**Written task:** Return the listing word for word, as given.

[begin Materials provided]

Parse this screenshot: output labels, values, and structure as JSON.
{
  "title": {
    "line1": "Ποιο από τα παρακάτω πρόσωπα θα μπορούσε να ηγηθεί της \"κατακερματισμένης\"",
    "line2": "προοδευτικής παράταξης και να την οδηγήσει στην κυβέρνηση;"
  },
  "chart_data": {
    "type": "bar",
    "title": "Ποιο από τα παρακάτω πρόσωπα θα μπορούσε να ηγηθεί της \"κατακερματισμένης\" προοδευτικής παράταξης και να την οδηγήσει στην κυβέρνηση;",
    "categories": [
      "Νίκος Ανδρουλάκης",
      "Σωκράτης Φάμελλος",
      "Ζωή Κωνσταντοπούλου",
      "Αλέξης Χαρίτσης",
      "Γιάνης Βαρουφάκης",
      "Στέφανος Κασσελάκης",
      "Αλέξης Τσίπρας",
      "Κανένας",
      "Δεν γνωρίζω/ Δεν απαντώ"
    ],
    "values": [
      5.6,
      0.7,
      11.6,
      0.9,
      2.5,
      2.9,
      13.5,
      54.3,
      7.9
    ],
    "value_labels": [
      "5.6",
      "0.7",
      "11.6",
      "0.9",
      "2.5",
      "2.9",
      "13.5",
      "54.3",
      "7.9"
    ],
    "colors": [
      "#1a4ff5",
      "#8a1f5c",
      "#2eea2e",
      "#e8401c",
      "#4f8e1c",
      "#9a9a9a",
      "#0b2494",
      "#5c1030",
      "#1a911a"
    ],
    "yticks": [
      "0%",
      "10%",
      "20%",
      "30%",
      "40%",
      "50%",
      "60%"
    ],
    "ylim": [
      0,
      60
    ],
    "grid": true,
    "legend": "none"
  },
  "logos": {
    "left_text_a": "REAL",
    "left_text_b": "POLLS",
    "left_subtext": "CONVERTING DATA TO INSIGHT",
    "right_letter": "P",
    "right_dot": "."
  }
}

[end Materials provided]

**Answer for the task:**
Parse this screenshot: output labels, values, and structure as JSON.
{
  "title": {
    "line1": "Ποιο από τα παρακάτω πρόσωπα θα μπορούσε να ηγηθεί της \"κατακερματισμένης\"",
    "line2": "προοδευτικής παράταξης και να την οδηγήσει στην κυβέρνηση;"
  },
  "chart_data": {
    "type": "bar",
    "title": "Ποιο από τα παρακάτω πρόσωπα θα μπορούσε να ηγηθεί της \"κατακερματισμένης\" προοδευτικής παράταξης και να την οδηγήσει στην κυβέρνηση;",
    "categories": [
      "Νίκος Ανδρουλάκης",
      "Σωκράτης Φάμελλος",
      "Ζωή Κωνσταντοπούλου",
      "Αλέξης Χαρίτσης",
      "Γιάνης Βαρουφάκης",
      "Στέφανος Κασσελάκης",
      "Αλέξης Τσίπρας",
      "Κανένας",
      "Δεν γνωρίζω/ Δεν απαντώ"
    ],
    "values": [
      5.6,
      0.7,
      11.6,
      0.9,
      2.5,
      2.9,
      13.5,
      54.3,
      7.9
    ],
    "value_labels": [
      "5.6",
      "0.7",
      "11.6",
      "0.9",
      "2.5",
      "2.9",
      "13.5",
      "54.3",
      "7.9"
    ],
    "colors": [
      "#1a4ff5",
      "#8a1f5c",
      "#2eea2e",
      "#e8401c",
      "#4f8e1c",
      "#9a9a9a",
      "#0b2494",
      "#5c1030",
      "#1a911a"
    ],
    "yticks": [
      "0%",
      "10%",
      "20%",
      "30%",
      "40%",
      "50%",
      "60%"
    ],
    "ylim": [
      0,
      60
    ],
    "grid": true,
    "legend": "none"
  },
  "logos": {
    "left_text_a": "REAL",
    "left_text_b": "POLLS",
    "left_subtext": "CONVERTING DATA TO INSIGHT",
    "right_letter": "P",
    "right_dot": "."
  }
}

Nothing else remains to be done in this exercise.